## Action item:
Search the material for the word "When" and copy every line in which it occurs.

--------------------

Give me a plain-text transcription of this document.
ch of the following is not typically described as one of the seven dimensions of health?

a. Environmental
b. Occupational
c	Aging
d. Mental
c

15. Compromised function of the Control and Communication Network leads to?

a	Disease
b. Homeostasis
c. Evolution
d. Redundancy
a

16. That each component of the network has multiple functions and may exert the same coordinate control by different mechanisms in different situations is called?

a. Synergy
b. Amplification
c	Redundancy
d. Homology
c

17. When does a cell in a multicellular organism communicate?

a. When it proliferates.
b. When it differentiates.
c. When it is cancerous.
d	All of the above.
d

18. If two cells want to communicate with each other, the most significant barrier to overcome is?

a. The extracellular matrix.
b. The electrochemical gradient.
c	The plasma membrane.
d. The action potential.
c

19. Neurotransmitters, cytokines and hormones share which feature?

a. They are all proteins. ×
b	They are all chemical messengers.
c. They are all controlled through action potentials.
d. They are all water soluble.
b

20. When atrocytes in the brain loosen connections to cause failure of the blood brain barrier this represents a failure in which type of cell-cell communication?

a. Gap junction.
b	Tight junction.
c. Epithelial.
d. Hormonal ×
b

--------------------

## Response:
17. When does a cell in a multicellular organism communicate?
a. When it proliferates.
b. When it differentiates.
c. When it is cancerous.
20. When atrocytes in the brain loosen connections to cause failure of the blood brain barrier this represents a failure in which type of cell-cell communication?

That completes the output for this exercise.